Records:
>>

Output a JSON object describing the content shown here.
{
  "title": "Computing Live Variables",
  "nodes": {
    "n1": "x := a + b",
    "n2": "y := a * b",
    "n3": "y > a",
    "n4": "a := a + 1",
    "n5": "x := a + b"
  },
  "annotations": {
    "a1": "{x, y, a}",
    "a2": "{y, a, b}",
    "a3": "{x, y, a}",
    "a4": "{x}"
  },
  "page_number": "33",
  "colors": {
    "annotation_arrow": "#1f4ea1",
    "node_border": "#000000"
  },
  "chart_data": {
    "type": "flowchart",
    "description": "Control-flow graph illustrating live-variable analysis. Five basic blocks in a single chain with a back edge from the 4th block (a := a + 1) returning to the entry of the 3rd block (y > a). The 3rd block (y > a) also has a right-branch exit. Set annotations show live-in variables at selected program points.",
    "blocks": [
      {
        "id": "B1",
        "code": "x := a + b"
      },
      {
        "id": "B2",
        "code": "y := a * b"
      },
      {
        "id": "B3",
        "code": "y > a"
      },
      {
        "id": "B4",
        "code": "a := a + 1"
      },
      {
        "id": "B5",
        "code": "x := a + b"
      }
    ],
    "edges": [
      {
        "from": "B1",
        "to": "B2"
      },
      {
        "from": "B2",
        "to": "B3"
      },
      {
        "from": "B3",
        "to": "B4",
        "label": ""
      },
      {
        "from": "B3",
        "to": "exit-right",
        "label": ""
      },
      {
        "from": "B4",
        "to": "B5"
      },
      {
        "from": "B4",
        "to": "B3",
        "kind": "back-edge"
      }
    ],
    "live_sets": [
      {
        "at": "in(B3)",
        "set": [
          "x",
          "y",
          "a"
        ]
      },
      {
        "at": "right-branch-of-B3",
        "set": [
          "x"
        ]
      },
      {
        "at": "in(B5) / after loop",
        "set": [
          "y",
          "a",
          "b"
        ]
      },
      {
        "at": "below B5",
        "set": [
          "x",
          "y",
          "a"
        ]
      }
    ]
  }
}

<<

# Task statement:
Give back the whole listing, word for word.

# Task response:
Output a JSON object describing the content shown here.
{
  "title": "Computing Live Variables",
  "nodes": {
    "n1": "x := a + b",
    "n2": "y := a * b",
    "n3": "y > a",
    "n4": "a := a + 1",
    "n5": "x := a + b"
  },
  "annotations": {
    "a1": "{x, y, a}",
    "a2": "{y, a, b}",
    "a3": "{x, y, a}",
    "a4": "{x}"
  },
  "page_number": "33",
  "colors": {
    "annotation_arrow": "#1f4ea1",
    "node_border": "#000000"
  },
  "chart_data": {
    "type": "flowchart",
    "description": "Control-flow graph illustrating live-variable analysis. Five basic blocks in a single chain with a back edge from the 4th block (a := a + 1) returning to the entry of the 3rd block (y > a). The 3rd block (y > a) also has a right-branch exit. Set annotations show live-in variables at selected program points.",
    "blocks": [
      {
        "id": "B1",
        "code": "x := a + b"
      },
      {
        "id": "B2",
        "code": "y := a * b"
      },
      {
        "id": "B3",
        "code": "y > a"
      },
      {
        "id": "B4",
        "code": "a := a + 1"
      },
      {
        "id": "B5",
        "code": "x := a + b"
      }
    ],
    "edges": [
      {
        "from": "B1",
        "to": "B2"
      },
      {
        "from": "B2",
        "to": "B3"
      },
      {
        "from": "B3",
        "to": "B4",
        "label": ""
      },
      {
        "from": "B3",
        "to": "exit-right",
        "label": ""
      },
      {
        "from": "B4",
        "to": "B5"
      },
      {
        "from": "B4",
        "to": "B3",
        "kind": "back-edge"
      }
    ],
    "live_sets": [
      {
        "at": "in(B3)",
        "set": [
          "x",
          "y",
          "a"
        ]
      },
      {
        "at": "right-branch-of-B3",
        "set": [
          "x"
        ]
      },
      {
        "at": "in(B5) / after loop",
        "set": [
          "y",
          "a",
          "b"
        ]
      },
      {
        "at": "below B5",
        "set": [
          "x",
          "y",
          "a"
        ]
      }
    ]
  }
}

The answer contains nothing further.